* begin Input data *

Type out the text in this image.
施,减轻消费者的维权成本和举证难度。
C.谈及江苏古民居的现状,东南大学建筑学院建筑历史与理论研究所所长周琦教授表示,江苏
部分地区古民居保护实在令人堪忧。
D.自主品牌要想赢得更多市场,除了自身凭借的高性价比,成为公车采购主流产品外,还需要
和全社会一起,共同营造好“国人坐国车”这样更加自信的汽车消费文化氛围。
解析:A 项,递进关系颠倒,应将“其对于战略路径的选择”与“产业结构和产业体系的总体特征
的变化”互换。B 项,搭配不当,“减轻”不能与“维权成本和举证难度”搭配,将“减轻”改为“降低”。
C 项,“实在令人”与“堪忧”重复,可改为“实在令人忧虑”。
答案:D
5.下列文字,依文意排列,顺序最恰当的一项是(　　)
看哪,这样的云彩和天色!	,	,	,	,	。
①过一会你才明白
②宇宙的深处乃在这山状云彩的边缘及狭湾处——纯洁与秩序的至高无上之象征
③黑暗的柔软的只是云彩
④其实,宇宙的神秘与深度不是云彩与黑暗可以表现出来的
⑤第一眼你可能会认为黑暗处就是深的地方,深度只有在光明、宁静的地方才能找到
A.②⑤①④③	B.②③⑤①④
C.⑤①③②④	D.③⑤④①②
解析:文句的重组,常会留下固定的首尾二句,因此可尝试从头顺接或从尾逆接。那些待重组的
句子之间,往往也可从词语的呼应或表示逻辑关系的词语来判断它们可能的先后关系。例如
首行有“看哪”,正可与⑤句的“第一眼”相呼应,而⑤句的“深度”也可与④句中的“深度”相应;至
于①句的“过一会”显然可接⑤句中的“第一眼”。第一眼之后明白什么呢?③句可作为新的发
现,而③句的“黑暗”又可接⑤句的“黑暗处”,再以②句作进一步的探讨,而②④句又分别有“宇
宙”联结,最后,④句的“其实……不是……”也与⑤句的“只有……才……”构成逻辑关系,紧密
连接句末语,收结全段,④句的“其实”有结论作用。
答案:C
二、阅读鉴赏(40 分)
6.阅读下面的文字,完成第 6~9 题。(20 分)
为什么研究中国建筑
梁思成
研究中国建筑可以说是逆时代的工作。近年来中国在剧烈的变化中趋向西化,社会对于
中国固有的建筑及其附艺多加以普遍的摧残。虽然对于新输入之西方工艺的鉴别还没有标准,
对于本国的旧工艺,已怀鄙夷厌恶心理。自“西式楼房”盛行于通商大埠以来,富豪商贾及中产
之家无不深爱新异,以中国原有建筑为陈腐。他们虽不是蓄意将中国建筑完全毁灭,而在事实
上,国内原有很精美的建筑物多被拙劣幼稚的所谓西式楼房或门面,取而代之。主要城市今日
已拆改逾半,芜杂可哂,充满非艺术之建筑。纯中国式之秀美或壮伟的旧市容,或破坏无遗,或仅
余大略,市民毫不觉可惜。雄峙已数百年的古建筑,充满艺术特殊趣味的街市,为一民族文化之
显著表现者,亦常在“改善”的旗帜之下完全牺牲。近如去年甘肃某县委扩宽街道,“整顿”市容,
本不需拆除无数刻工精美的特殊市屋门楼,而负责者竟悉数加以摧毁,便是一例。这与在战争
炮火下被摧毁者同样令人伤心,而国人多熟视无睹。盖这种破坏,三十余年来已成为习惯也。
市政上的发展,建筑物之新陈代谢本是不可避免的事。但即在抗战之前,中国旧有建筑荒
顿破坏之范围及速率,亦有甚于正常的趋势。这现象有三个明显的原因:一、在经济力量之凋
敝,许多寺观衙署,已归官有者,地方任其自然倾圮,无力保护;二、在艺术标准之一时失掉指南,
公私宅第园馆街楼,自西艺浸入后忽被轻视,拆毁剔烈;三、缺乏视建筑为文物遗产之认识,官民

* end Input data *

### Required task
Transcribe the records above exactly as they appear.

### Correct result
Type out the text in this image.
施,减轻消费者的维权成本和举证难度。
C.谈及江苏古民居的现状,东南大学建筑学院建筑历史与理论研究所所长周琦教授表示,江苏
部分地区古民居保护实在令人堪忧。
D.自主品牌要想赢得更多市场,除了自身凭借的高性价比,成为公车采购主流产品外,还需要
和全社会一起,共同营造好“国人坐国车”这样更加自信的汽车消费文化氛围。
解析:A 项,递进关系颠倒,应将“其对于战略路径的选择”与“产业结构和产业体系的总体特征
的变化”互换。B 项,搭配不当,“减轻”不能与“维权成本和举证难度”搭配,将“减轻”改为“降低”。
C 项,“实在令人”与“堪忧”重复,可改为“实在令人忧虑”。
答案:D
5.下列文字,依文意排列,顺序最恰当的一项是(　　)
看哪,这样的云彩和天色!	,	,	,	,	。
①过一会你才明白
②宇宙的深处乃在这山状云彩的边缘及狭湾处——纯洁与秩序的至高无上之象征
③黑暗的柔软的只是云彩
④其实,宇宙的神秘与深度不是云彩与黑暗可以表现出来的
⑤第一眼你可能会认为黑暗处就是深的地方,深度只有在光明、宁静的地方才能找到
A.②⑤①④③	B.②③⑤①④
C.⑤①③②④	D.③⑤④①②
解析:文句的重组,常会留下固定的首尾二句,因此可尝试从头顺接或从尾逆接。那些待重组的
句子之间,往往也可从词语的呼应或表示逻辑关系的词语来判断它们可能的先后关系。例如
首行有“看哪”,正可与⑤句的“第一眼”相呼应,而⑤句的“深度”也可与④句中的“深度”相应;至
于①句的“过一会”显然可接⑤句中的“第一眼”。第一眼之后明白什么呢?③句可作为新的发
现,而③句的“黑暗”又可接⑤句的“黑暗处”,再以②句作进一步的探讨,而②④句又分别有“宇
宙”联结,最后,④句的“其实……不是……”也与⑤句的“只有……才……”构成逻辑关系,紧密
连接句末语,收结全段,④句的“其实”有结论作用。
答案:C
二、阅读鉴赏(40 分)
6.阅读下面的文字,完成第 6~9 题。(20 分)
为什么研究中国建筑
梁思成
研究中国建筑可以说是逆时代的工作。近年来中国在剧烈的变化中趋向西化,社会对于
中国固有的建筑及其附艺多加以普遍的摧残。虽然对于新输入之西方工艺的鉴别还没有标准,
对于本国的旧工艺,已怀鄙夷厌恶心理。自“西式楼房”盛行于通商大埠以来,富豪商贾及中产
之家无不深爱新异,以中国原有建筑为陈腐。他们虽不是蓄意将中国建筑完全毁灭,而在事实
上,国内原有很精美的建筑物多被拙劣幼稚的所谓西式楼房或门面,取而代之。主要城市今日
已拆改逾半,芜杂可哂,充满非艺术之建筑。纯中国式之秀美或壮伟的旧市容,或破坏无遗,或仅
余大略,市民毫不觉可惜。雄峙已数百年的古建筑,充满艺术特殊趣味的街市,为一民族文化之
显著表现者,亦常在“改善”的旗帜之下完全牺牲。近如去年甘肃某县委扩宽街道,“整顿”市容,
本不需拆除无数刻工精美的特殊市屋门楼,而负责者竟悉数加以摧毁,便是一例。这与在战争
炮火下被摧毁者同样令人伤心,而国人多熟视无睹。盖这种破坏,三十余年来已成为习惯也。
市政上的发展,建筑物之新陈代谢本是不可避免的事。但即在抗战之前,中国旧有建筑荒
顿破坏之范围及速率,亦有甚于正常的趋势。这现象有三个明显的原因:一、在经济力量之凋
敝,许多寺观衙署,已归官有者,地方任其自然倾圮,无力保护;二、在艺术标准之一时失掉指南,
公私宅第园馆街楼,自西艺浸入后忽被轻视,拆毁剔烈;三、缺乏视建筑为文物遗产之认识,官民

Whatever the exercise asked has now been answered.